━━ Extracted information

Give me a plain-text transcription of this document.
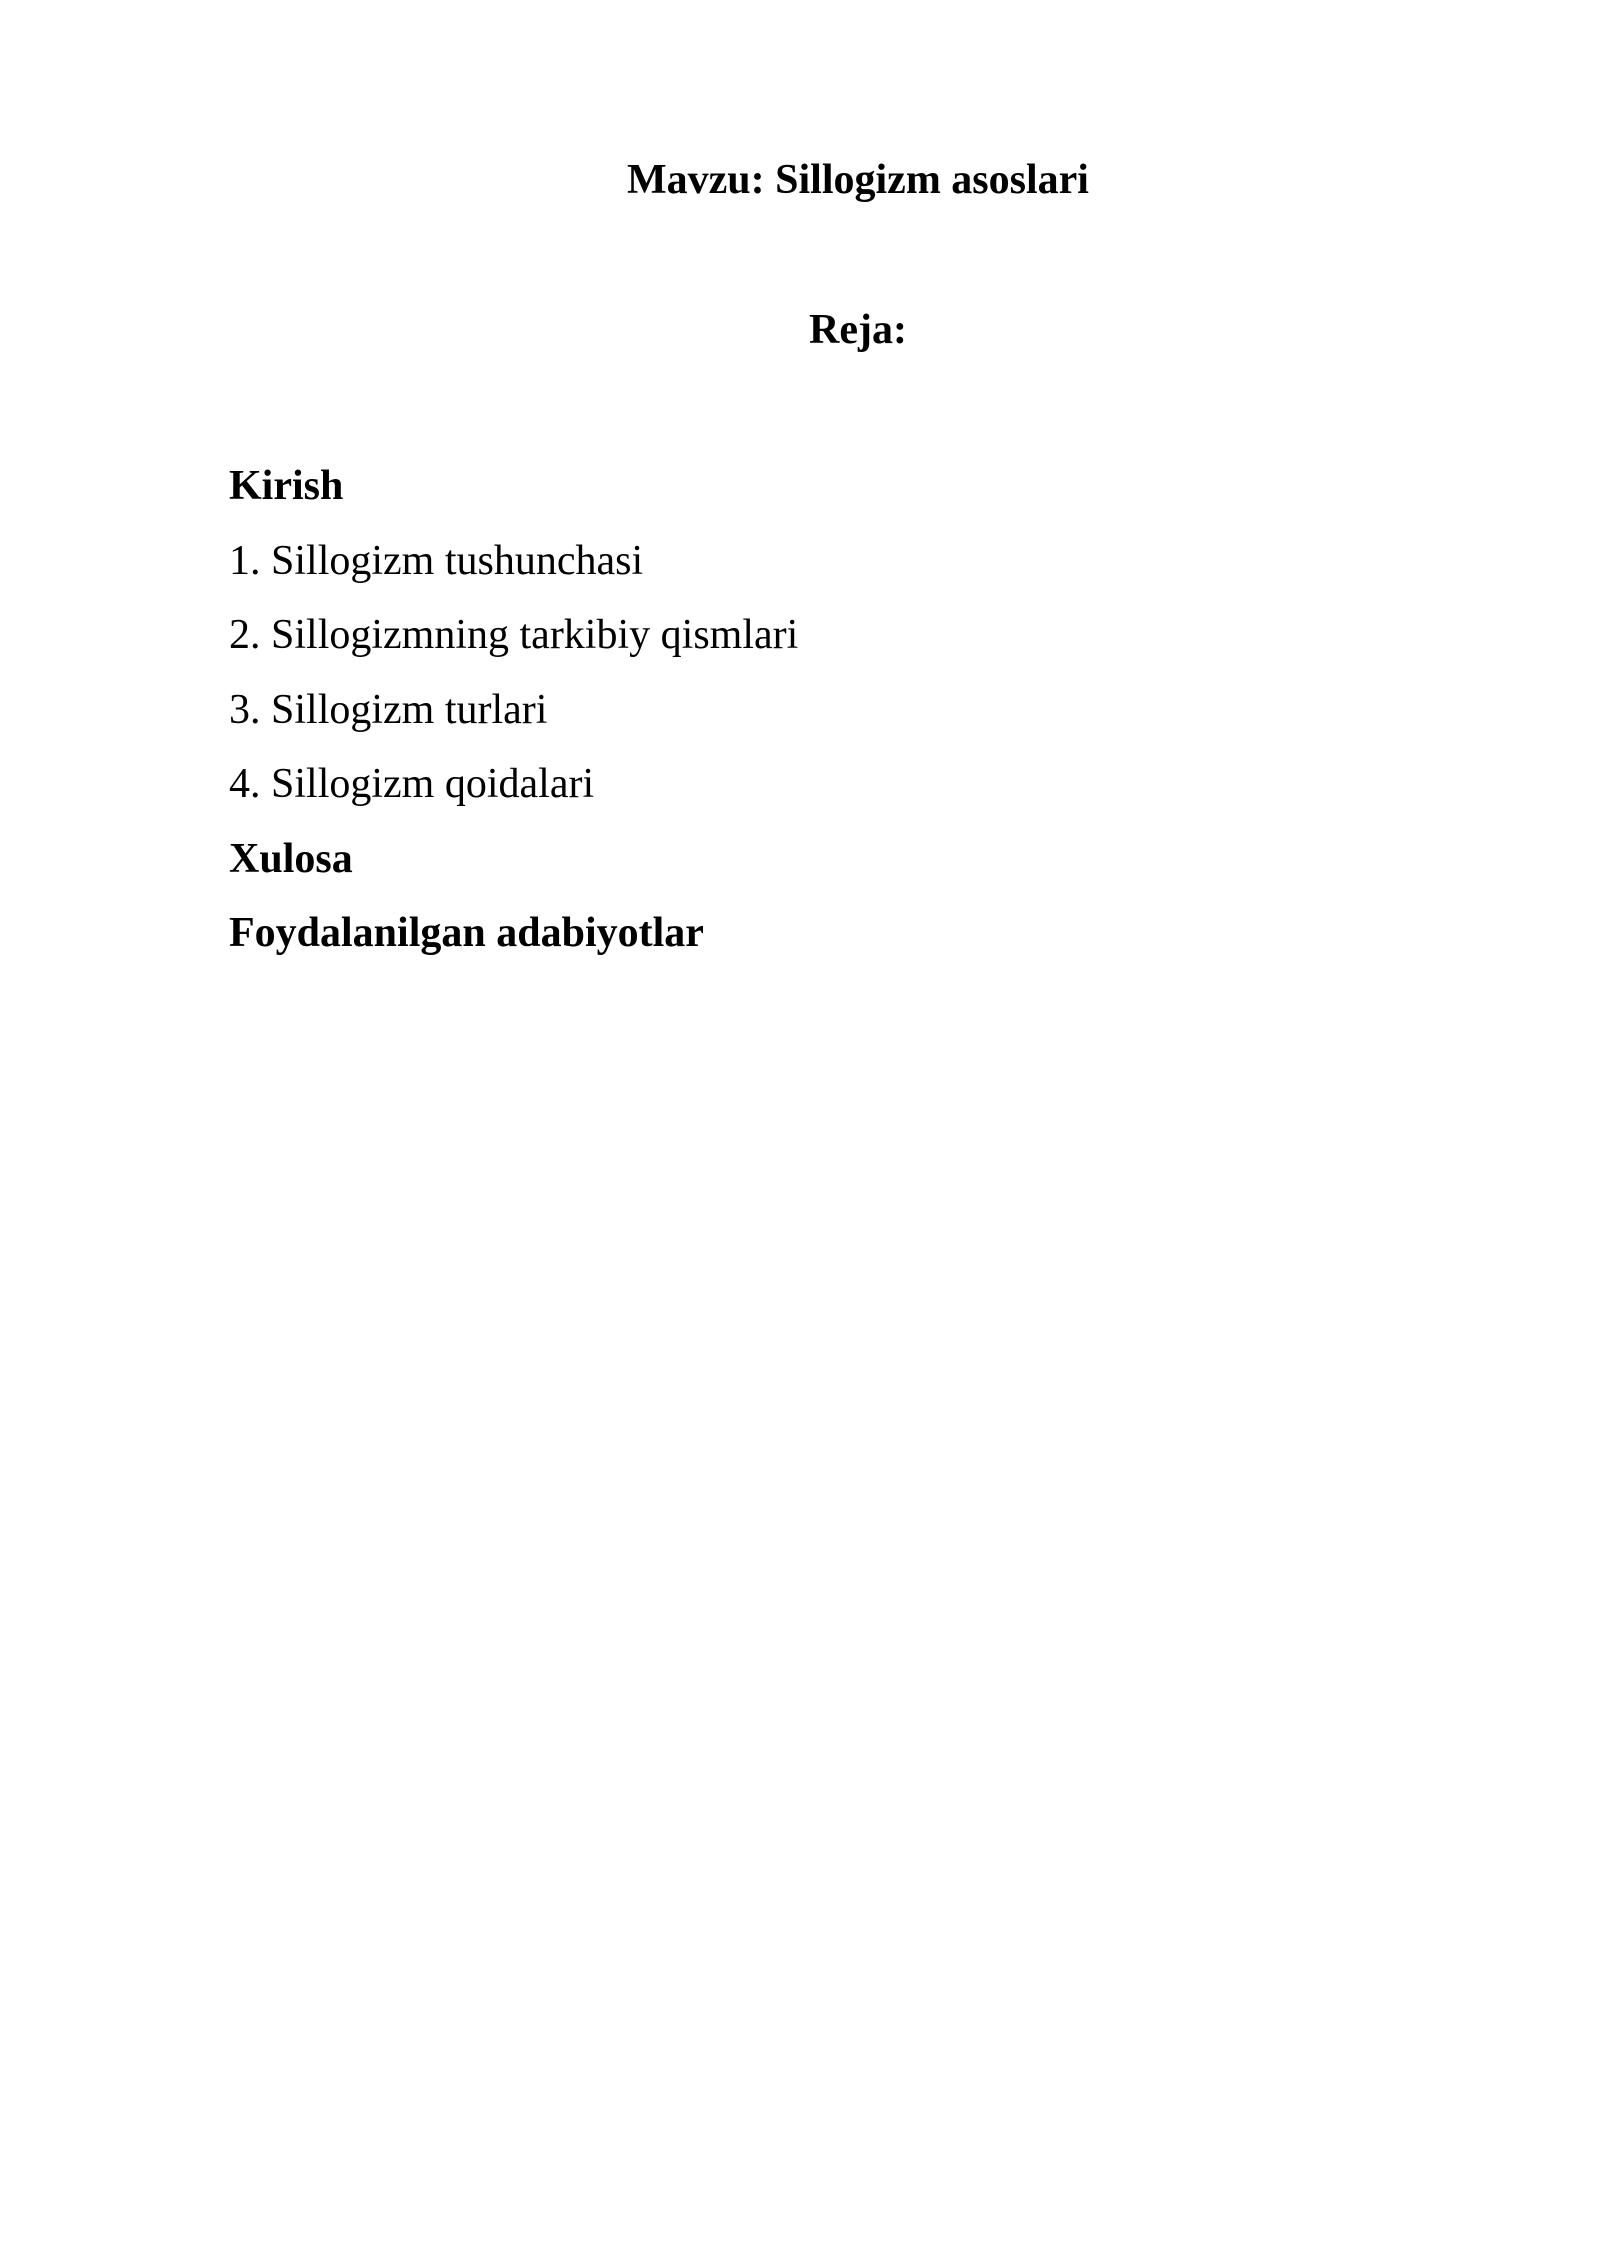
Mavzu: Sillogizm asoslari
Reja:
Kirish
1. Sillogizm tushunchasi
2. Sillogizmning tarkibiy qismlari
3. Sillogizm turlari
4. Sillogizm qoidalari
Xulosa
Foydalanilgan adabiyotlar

━━━━

Requirements
Copy the listing word for word, excluding its pictures.

Completed exercise
Give me a plain-text transcription of this document.
Mavzu: Sillogizm asoslari
Reja:
Kirish
1. Sillogizm tushunchasi
2. Sillogizmning tarkibiy qismlari
3. Sillogizm turlari
4. Sillogizm qoidalari
Xulosa
Foydalanilgan adabiyotlar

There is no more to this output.